» **EXERCISE TASK**: From the listing below, copy every line with the word "screenshot".

··· INPUT MATERIAL ···

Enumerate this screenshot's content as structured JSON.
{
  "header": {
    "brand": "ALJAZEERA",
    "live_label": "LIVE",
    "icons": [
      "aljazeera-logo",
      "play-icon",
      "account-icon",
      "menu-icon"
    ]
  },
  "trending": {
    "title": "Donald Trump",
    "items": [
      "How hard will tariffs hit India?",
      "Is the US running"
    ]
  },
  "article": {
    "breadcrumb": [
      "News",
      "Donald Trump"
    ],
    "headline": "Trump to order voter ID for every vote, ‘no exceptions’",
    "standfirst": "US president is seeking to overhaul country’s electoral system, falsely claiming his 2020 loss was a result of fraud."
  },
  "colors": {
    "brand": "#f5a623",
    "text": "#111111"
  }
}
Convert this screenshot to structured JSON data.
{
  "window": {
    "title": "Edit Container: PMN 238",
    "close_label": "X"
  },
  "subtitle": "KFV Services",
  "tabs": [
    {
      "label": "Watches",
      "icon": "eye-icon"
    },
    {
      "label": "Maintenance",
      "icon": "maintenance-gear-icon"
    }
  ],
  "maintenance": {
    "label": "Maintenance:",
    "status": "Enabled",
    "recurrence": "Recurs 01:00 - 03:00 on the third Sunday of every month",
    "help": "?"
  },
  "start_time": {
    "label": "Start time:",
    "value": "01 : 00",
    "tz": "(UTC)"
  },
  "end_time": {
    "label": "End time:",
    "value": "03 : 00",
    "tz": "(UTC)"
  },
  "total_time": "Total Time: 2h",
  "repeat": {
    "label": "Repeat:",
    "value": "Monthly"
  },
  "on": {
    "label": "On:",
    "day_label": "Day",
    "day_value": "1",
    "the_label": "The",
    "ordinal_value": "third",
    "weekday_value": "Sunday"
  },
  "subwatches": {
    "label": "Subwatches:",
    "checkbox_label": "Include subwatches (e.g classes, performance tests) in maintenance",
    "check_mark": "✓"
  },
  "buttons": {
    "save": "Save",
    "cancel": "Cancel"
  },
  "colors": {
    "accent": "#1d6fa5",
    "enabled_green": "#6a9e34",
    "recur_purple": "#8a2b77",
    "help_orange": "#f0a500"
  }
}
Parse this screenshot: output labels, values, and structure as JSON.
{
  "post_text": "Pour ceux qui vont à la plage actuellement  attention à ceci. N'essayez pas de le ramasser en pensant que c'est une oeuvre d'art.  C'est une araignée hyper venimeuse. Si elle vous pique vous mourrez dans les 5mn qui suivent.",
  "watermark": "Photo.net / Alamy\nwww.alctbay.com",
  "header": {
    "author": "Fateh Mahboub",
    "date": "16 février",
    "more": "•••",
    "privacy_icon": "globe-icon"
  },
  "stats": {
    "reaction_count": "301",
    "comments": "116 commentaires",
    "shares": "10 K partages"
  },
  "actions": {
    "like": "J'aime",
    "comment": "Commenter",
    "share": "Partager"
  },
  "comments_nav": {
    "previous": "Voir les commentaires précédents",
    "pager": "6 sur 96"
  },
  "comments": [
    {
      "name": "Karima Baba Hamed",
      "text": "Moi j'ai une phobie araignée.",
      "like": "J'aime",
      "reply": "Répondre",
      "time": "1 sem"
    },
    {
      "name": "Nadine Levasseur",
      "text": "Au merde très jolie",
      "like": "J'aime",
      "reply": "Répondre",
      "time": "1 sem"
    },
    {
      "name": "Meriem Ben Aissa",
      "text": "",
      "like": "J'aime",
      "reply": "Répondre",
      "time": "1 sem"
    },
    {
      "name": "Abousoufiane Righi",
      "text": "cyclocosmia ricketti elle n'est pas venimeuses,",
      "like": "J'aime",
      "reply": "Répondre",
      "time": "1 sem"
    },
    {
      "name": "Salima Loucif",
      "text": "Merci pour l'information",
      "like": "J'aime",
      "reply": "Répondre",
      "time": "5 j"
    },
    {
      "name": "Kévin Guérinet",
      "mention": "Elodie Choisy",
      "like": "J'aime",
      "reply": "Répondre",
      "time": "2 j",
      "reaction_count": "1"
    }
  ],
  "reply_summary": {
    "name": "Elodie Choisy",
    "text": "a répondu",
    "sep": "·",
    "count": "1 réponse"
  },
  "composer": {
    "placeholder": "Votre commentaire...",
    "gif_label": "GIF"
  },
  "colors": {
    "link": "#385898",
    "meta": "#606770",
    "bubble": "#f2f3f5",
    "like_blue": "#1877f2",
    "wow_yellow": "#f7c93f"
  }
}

···

» **FINAL RESULT**:
Enumerate this screenshot's content as structured JSON.
Convert this screenshot to structured JSON data.
Parse this screenshot: output labels, values, and structure as JSON.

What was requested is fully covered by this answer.